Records
* * * * *
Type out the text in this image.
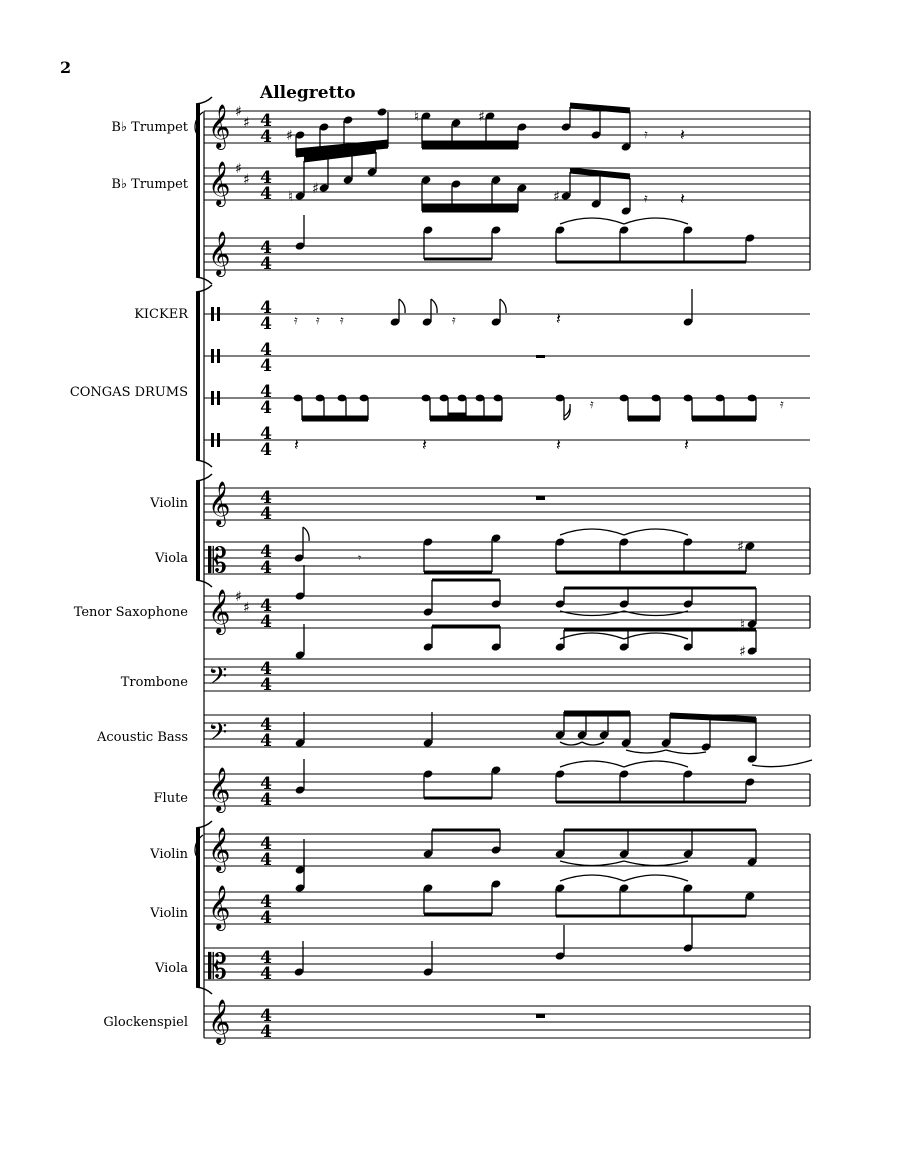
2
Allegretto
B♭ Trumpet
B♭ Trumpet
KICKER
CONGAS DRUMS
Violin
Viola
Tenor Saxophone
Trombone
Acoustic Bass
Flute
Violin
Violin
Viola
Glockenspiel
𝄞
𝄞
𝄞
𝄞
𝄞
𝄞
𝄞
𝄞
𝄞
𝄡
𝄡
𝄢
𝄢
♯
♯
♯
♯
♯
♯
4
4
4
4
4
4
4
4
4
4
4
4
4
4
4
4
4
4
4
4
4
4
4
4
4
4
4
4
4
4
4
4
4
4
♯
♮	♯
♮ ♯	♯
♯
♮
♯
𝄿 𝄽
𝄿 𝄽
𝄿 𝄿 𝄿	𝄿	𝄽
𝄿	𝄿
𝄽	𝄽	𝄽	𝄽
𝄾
* * * * *
→ **Written request**
Images do not belong in the copy; reproduce all other parts of the records above verbatim.

→ **The output**
Type out the text in this image.
2
Allegretto
B♭ Trumpet
B♭ Trumpet
KICKER
CONGAS DRUMS
Violin
Viola
Tenor Saxophone
Trombone
Acoustic Bass
Flute
Violin
Violin
Viola
Glockenspiel
𝄞
𝄞
𝄞
𝄞
𝄞
𝄞
𝄞
𝄞
𝄞
𝄡
𝄡
𝄢
𝄢
♯
♯
♯
♯
♯
♯
4
4
4
4
4
4
4
4
4
4
4
4
4
4
4
4
4
4
4
4
4
4
4
4
4
4
4
4
4
4
4
4
4
4
♯
♮	♯
♮ ♯	♯
♯
♮
♯
𝄿 𝄽
𝄿 𝄽
𝄿 𝄿 𝄿	𝄿	𝄽
𝄿	𝄿
𝄽	𝄽	𝄽	𝄽
𝄾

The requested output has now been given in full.